▼
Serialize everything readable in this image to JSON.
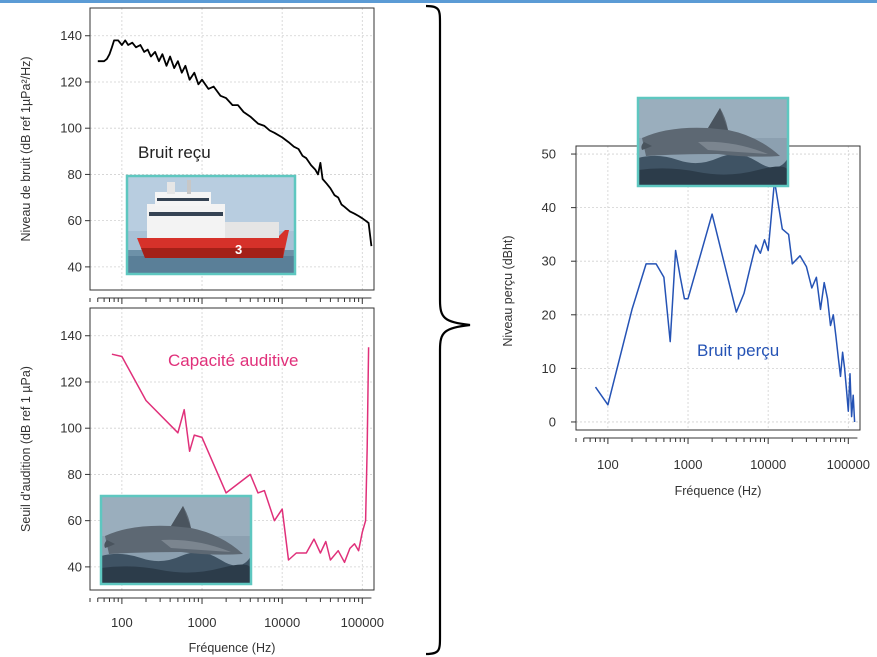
{
  "colors": {
    "noise": "#000000",
    "hearing": "#e0307a",
    "perceived": "#2553b5",
    "photo_frame": "#5ec7c0",
    "grid": "#d0d0d0",
    "frame": "#333333",
    "brace": "#000000",
    "top_bar": "#5b9bd5"
  },
  "icons": [
    "ship-photo",
    "dolphin-photo",
    "dolphin-photo-2",
    "curly-brace"
  ],
  "chart_data": [
    {
      "id": "noise",
      "type": "line",
      "ylabel": "Niveau de bruit (dB ref 1µPa²/Hz)",
      "xlabel": "",
      "annotation": "Bruit reçu",
      "x_scale": "log",
      "xlim": [
        40,
        140000
      ],
      "ylim": [
        30,
        152
      ],
      "y_ticks": [
        "40",
        "60",
        "80",
        "100",
        "120",
        "140"
      ],
      "x_ticks": [],
      "x": [
        50,
        60,
        65,
        70,
        75,
        80,
        90,
        100,
        110,
        120,
        135,
        150,
        170,
        190,
        210,
        230,
        260,
        290,
        320,
        360,
        400,
        450,
        500,
        560,
        620,
        700,
        800,
        900,
        1000,
        1200,
        1400,
        1700,
        2000,
        2400,
        2800,
        3300,
        4000,
        5000,
        6000,
        7000,
        8000,
        10000,
        12000,
        14000,
        16000,
        18000,
        20000,
        23000,
        26000,
        28000,
        30000,
        32000,
        36000,
        40000,
        45000,
        50000,
        55000,
        60000,
        70000,
        80000,
        90000,
        100000,
        110000,
        120000,
        130000
      ],
      "values": [
        129,
        129,
        130,
        132,
        135,
        138,
        138,
        136,
        138,
        136,
        137,
        135,
        136,
        133,
        134,
        131,
        133,
        129,
        132,
        127,
        131,
        126,
        129,
        124,
        127,
        121,
        124,
        119,
        121,
        117,
        118,
        114,
        113,
        110,
        110,
        107,
        105,
        102,
        101,
        99,
        98,
        96,
        94,
        92,
        91,
        88,
        87,
        84,
        82,
        80,
        85,
        78,
        76,
        74,
        71,
        70,
        67,
        66,
        64,
        63,
        62,
        61,
        60,
        59,
        49
      ]
    },
    {
      "id": "hearing",
      "type": "line",
      "ylabel": "Seuil d'audition (dB ref 1 µPa)",
      "xlabel": "Fréquence (Hz)",
      "annotation": "Capacité auditive",
      "x_scale": "log",
      "xlim": [
        40,
        140000
      ],
      "ylim": [
        30,
        152
      ],
      "y_ticks": [
        "40",
        "60",
        "80",
        "100",
        "120",
        "140"
      ],
      "x_ticks": [
        "100",
        "1000",
        "10000",
        "100000"
      ],
      "x": [
        75,
        100,
        200,
        500,
        600,
        700,
        800,
        1000,
        2000,
        4000,
        5000,
        6000,
        8000,
        10000,
        12000,
        15000,
        20000,
        25000,
        30000,
        35000,
        40000,
        50000,
        60000,
        70000,
        80000,
        90000,
        100000,
        110000,
        115000,
        118000,
        120000
      ],
      "values": [
        132,
        131,
        112,
        98,
        108,
        90,
        97,
        96,
        72,
        80,
        72,
        73,
        60,
        65,
        43,
        46,
        46,
        52,
        46,
        51,
        43,
        47,
        42,
        48,
        50,
        47,
        55,
        60,
        92,
        120,
        135
      ]
    },
    {
      "id": "perceived",
      "type": "line",
      "ylabel": "Niveau perçu (dBht)",
      "xlabel": "Fréquence (Hz)",
      "annotation": "Bruit perçu",
      "x_scale": "log",
      "xlim": [
        40,
        140000
      ],
      "ylim": [
        -1.5,
        51.5
      ],
      "y_ticks": [
        "0",
        "10",
        "20",
        "30",
        "40",
        "50"
      ],
      "x_ticks": [
        "100",
        "1000",
        "10000",
        "100000"
      ],
      "x": [
        70,
        100,
        200,
        300,
        400,
        500,
        600,
        700,
        800,
        900,
        1000,
        2000,
        4000,
        5000,
        6000,
        7000,
        8000,
        9000,
        10000,
        12000,
        15000,
        18000,
        20000,
        25000,
        30000,
        35000,
        40000,
        45000,
        50000,
        55000,
        60000,
        65000,
        70000,
        75000,
        80000,
        85000,
        90000,
        95000,
        100000,
        105000,
        110000,
        115000,
        120000
      ],
      "values": [
        6.5,
        3.2,
        21,
        29.5,
        29.5,
        27,
        15,
        32,
        27,
        23,
        23,
        38.8,
        20.5,
        24,
        29,
        33,
        31.5,
        34,
        32,
        45,
        36,
        35,
        29.5,
        31,
        29,
        25,
        27,
        21,
        26,
        23,
        18,
        20,
        16,
        12,
        8.5,
        13,
        10,
        6,
        2,
        9,
        1,
        5,
        0
      ]
    }
  ]
}
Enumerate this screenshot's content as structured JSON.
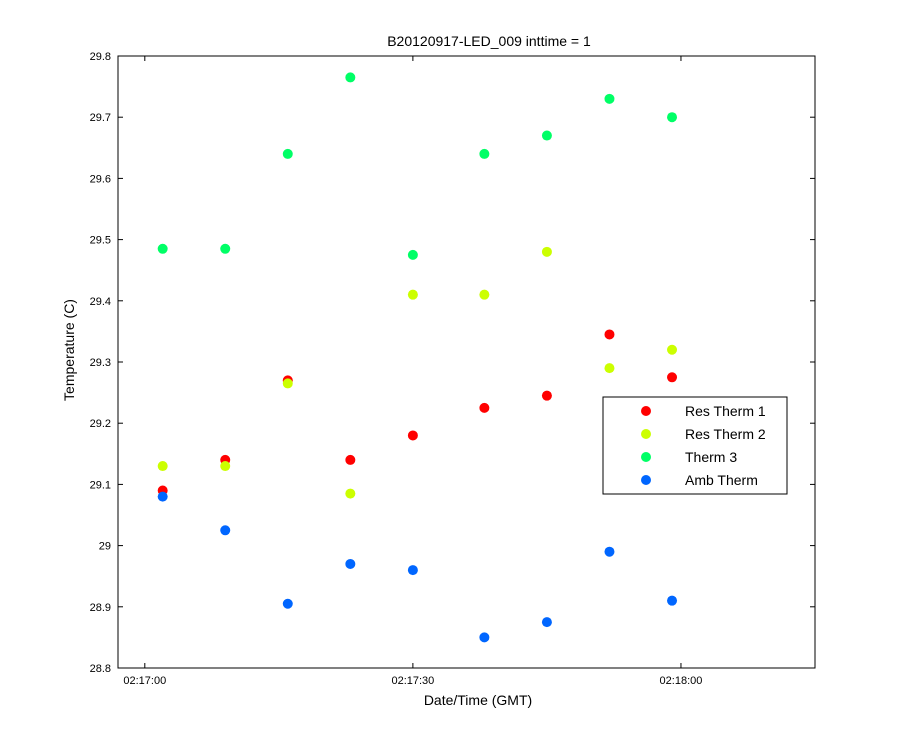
{
  "chart_data": {
    "type": "scatter",
    "title": "B20120917-LED_009 inttime = 1",
    "xlabel": "Date/Time (GMT)",
    "ylabel": "Temperature (C)",
    "xlim": [
      "02:16:57",
      "02:18:15"
    ],
    "ylim": [
      28.8,
      29.8
    ],
    "x_ticks": [
      "02:17:00",
      "02:17:30",
      "02:18:00"
    ],
    "y_ticks": [
      "28.8",
      "28.9",
      "29",
      "29.1",
      "29.2",
      "29.3",
      "29.4",
      "29.5",
      "29.6",
      "29.7",
      "29.8"
    ],
    "x": [
      "02:17:02",
      "02:17:09",
      "02:17:16",
      "02:17:23",
      "02:17:30",
      "02:17:38",
      "02:17:45",
      "02:17:52",
      "02:17:59"
    ],
    "series": [
      {
        "name": "Res Therm 1",
        "color": "#ff0000",
        "values": [
          29.09,
          29.14,
          29.27,
          29.14,
          29.18,
          29.225,
          29.245,
          29.345,
          29.275
        ]
      },
      {
        "name": "Res Therm 2",
        "color": "#ccff00",
        "values": [
          29.13,
          29.13,
          29.265,
          29.085,
          29.41,
          29.41,
          29.48,
          29.29,
          29.32
        ]
      },
      {
        "name": "Therm 3",
        "color": "#00ff66",
        "values": [
          29.485,
          29.485,
          29.64,
          29.765,
          29.475,
          29.64,
          29.67,
          29.73,
          29.7
        ]
      },
      {
        "name": "Amb Therm",
        "color": "#0066ff",
        "values": [
          29.08,
          29.025,
          28.905,
          28.97,
          28.96,
          28.85,
          28.875,
          28.99,
          28.91
        ]
      }
    ],
    "legend_position": "right",
    "grid": false
  }
}
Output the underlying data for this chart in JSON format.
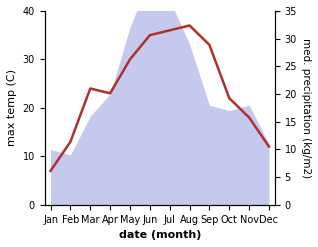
{
  "months": [
    "Jan",
    "Feb",
    "Mar",
    "Apr",
    "May",
    "Jun",
    "Jul",
    "Aug",
    "Sep",
    "Oct",
    "Nov",
    "Dec"
  ],
  "temperature": [
    7,
    13,
    24,
    23,
    30,
    35,
    36,
    37,
    33,
    22,
    18,
    12
  ],
  "precipitation": [
    10,
    9,
    16,
    20,
    32,
    41,
    37,
    29,
    18,
    17,
    18,
    11
  ],
  "temp_ylim": [
    0,
    40
  ],
  "precip_ylim": [
    0,
    35
  ],
  "temp_color": "#b03030",
  "precip_fill_color": "#b0b8e8",
  "precip_fill_alpha": 0.75,
  "ylabel_left": "max temp (C)",
  "ylabel_right": "med. precipitation (kg/m2)",
  "xlabel": "date (month)",
  "label_fontsize": 8,
  "tick_fontsize": 7,
  "background_color": "#ffffff"
}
▲
**DIRECTIVE**
Your answer should be a single number: the count of lines in the data that include the word "this".

**ANSWER TO THE EXERCISE**
3